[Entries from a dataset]
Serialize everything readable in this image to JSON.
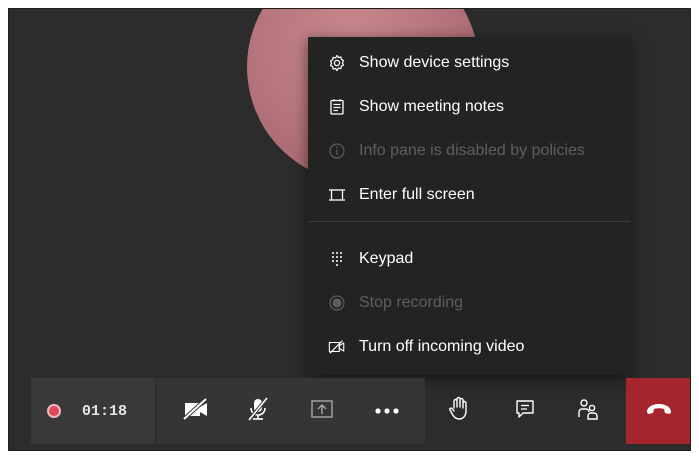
{
  "menu": {
    "items": [
      {
        "label": "Show device settings",
        "icon": "gear-icon",
        "enabled": true
      },
      {
        "label": "Show meeting notes",
        "icon": "notes-icon",
        "enabled": true
      },
      {
        "label": "Info pane is disabled by policies",
        "icon": "info-icon",
        "enabled": false
      },
      {
        "label": "Enter full screen",
        "icon": "fullscreen-icon",
        "enabled": true
      },
      {
        "label": "Keypad",
        "icon": "keypad-icon",
        "enabled": true
      },
      {
        "label": "Stop recording",
        "icon": "record-icon",
        "enabled": false
      },
      {
        "label": "Turn off incoming video",
        "icon": "video-off-icon",
        "enabled": true
      }
    ]
  },
  "toolbar": {
    "recording_time": "01:18",
    "buttons": [
      {
        "name": "camera-off",
        "icon": "video-off-icon"
      },
      {
        "name": "mute",
        "icon": "mic-off-icon"
      },
      {
        "name": "share",
        "icon": "share-tray-icon"
      },
      {
        "name": "more-actions",
        "icon": "more-icon"
      },
      {
        "name": "raise-hand",
        "icon": "hand-icon"
      },
      {
        "name": "chat",
        "icon": "chat-icon"
      },
      {
        "name": "participants",
        "icon": "people-icon"
      },
      {
        "name": "hang-up",
        "icon": "hang-up-icon"
      }
    ]
  },
  "colors": {
    "stage_bg": "#2d2c2c",
    "menu_bg": "#232323",
    "toolbar_bg": "#363535",
    "hangup_bg": "#a4262c",
    "recording_dot": "#e0455a",
    "disabled_text": "#5e5e5e"
  }
}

=== Task statement ===
Go through the material above and print all of it exactly, except the pictures.

=== Task answer ===
Serialize everything readable in this image to JSON.
{
  "menu": {
    "items": [
      {
        "label": "Show device settings",
        "icon": "gear-icon",
        "enabled": true
      },
      {
        "label": "Show meeting notes",
        "icon": "notes-icon",
        "enabled": true
      },
      {
        "label": "Info pane is disabled by policies",
        "icon": "info-icon",
        "enabled": false
      },
      {
        "label": "Enter full screen",
        "icon": "fullscreen-icon",
        "enabled": true
      },
      {
        "label": "Keypad",
        "icon": "keypad-icon",
        "enabled": true
      },
      {
        "label": "Stop recording",
        "icon": "record-icon",
        "enabled": false
      },
      {
        "label": "Turn off incoming video",
        "icon": "video-off-icon",
        "enabled": true
      }
    ]
  },
  "toolbar": {
    "recording_time": "01:18",
    "buttons": [
      {
        "name": "camera-off",
        "icon": "video-off-icon"
      },
      {
        "name": "mute",
        "icon": "mic-off-icon"
      },
      {
        "name": "share",
        "icon": "share-tray-icon"
      },
      {
        "name": "more-actions",
        "icon": "more-icon"
      },
      {
        "name": "raise-hand",
        "icon": "hand-icon"
      },
      {
        "name": "chat",
        "icon": "chat-icon"
      },
      {
        "name": "participants",
        "icon": "people-icon"
      },
      {
        "name": "hang-up",
        "icon": "hang-up-icon"
      }
    ]
  },
  "colors": {
    "stage_bg": "#2d2c2c",
    "menu_bg": "#232323",
    "toolbar_bg": "#363535",
    "hangup_bg": "#a4262c",
    "recording_dot": "#e0455a",
    "disabled_text": "#5e5e5e"
  }
}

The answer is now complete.